■ **WHAT IS ASKED**: Give the number of lines in the data that contain "JSON", and nothing more.

■ **DATA EXCERPTS**:
++++++++++++++++++++

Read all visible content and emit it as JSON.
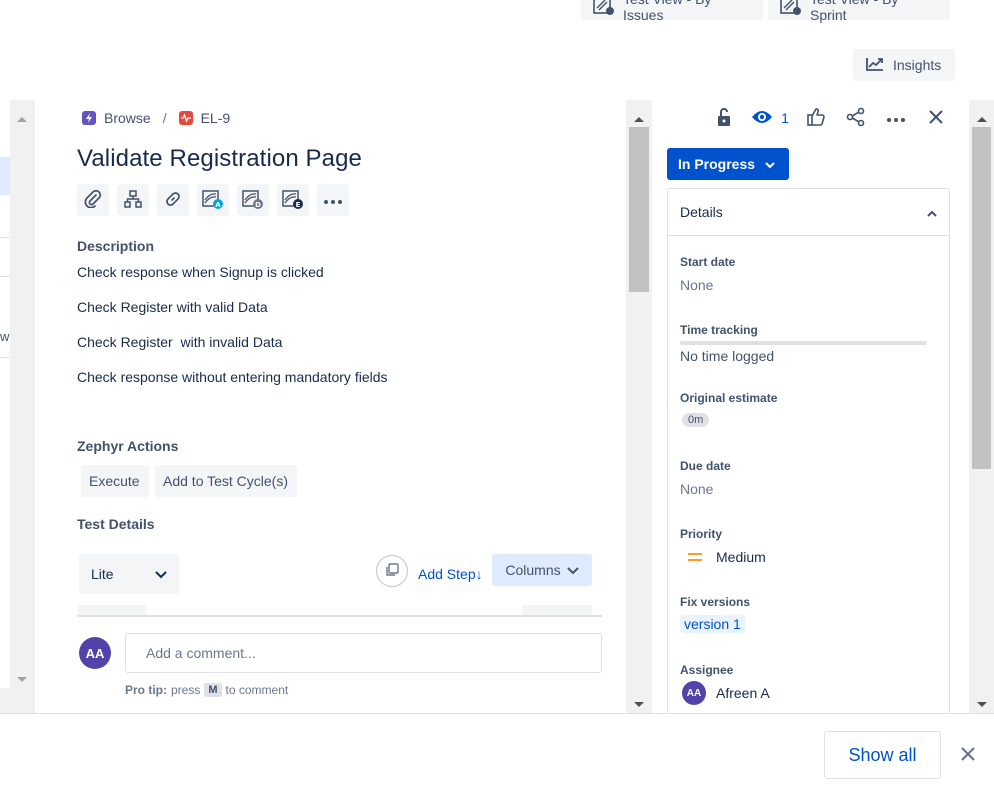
{
  "top_buttons": {
    "test_view_issues": "Test View - By Issues",
    "test_view_sprint": "Test View - By Sprint",
    "insights": "Insights"
  },
  "left_panel": {
    "partial_text": "wo"
  },
  "breadcrumb": {
    "project": "Browse",
    "separator": "/",
    "issue_key": "EL-9"
  },
  "issue": {
    "title": "Validate Registration Page",
    "description_heading": "Description",
    "description_lines": [
      "Check response when Signup is clicked",
      "Check Register with valid Data",
      "Check Register  with invalid Data",
      "Check response without entering mandatory fields"
    ]
  },
  "toolbar_icons": {
    "attach": "paperclip-icon",
    "child": "hierarchy-icon",
    "link": "link-icon",
    "app_a_badge": "A",
    "app_d_badge": "D",
    "app_e_badge": "E",
    "more": "more-icon"
  },
  "zephyr": {
    "heading": "Zephyr Actions",
    "execute": "Execute",
    "add_to_cycle": "Add to Test Cycle(s)"
  },
  "test_details": {
    "heading": "Test Details",
    "mode": "Lite",
    "add_step": "Add Step↓",
    "columns": "Columns"
  },
  "comment": {
    "avatar_initials": "AA",
    "placeholder": "Add a comment...",
    "pro_tip_label": "Pro tip:",
    "pro_tip_press": "press",
    "pro_tip_key": "M",
    "pro_tip_suffix": "to comment"
  },
  "right_panel": {
    "watch_count": "1",
    "status": "In Progress",
    "details_title": "Details",
    "fields": {
      "start_date_label": "Start date",
      "start_date_value": "None",
      "time_tracking_label": "Time tracking",
      "time_tracking_value": "No time logged",
      "time_tracking_progress": 0,
      "original_estimate_label": "Original estimate",
      "original_estimate_value": "0m",
      "due_date_label": "Due date",
      "due_date_value": "None",
      "priority_label": "Priority",
      "priority_value": "Medium",
      "fix_versions_label": "Fix versions",
      "fix_versions_value": "version 1",
      "assignee_label": "Assignee",
      "assignee_initials": "AA",
      "assignee_name": "Afreen A"
    }
  },
  "bottom_bar": {
    "show_all": "Show all"
  },
  "colors": {
    "primary": "#0052cc",
    "avatar": "#5243aa",
    "priority_medium": "#ff991f"
  }
}
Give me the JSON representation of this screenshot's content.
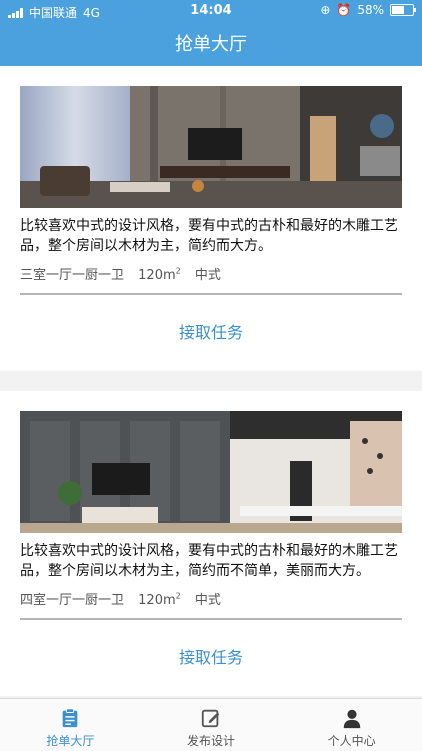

++++++++++++++++++++

■ **RIGHT ANSWER**: 2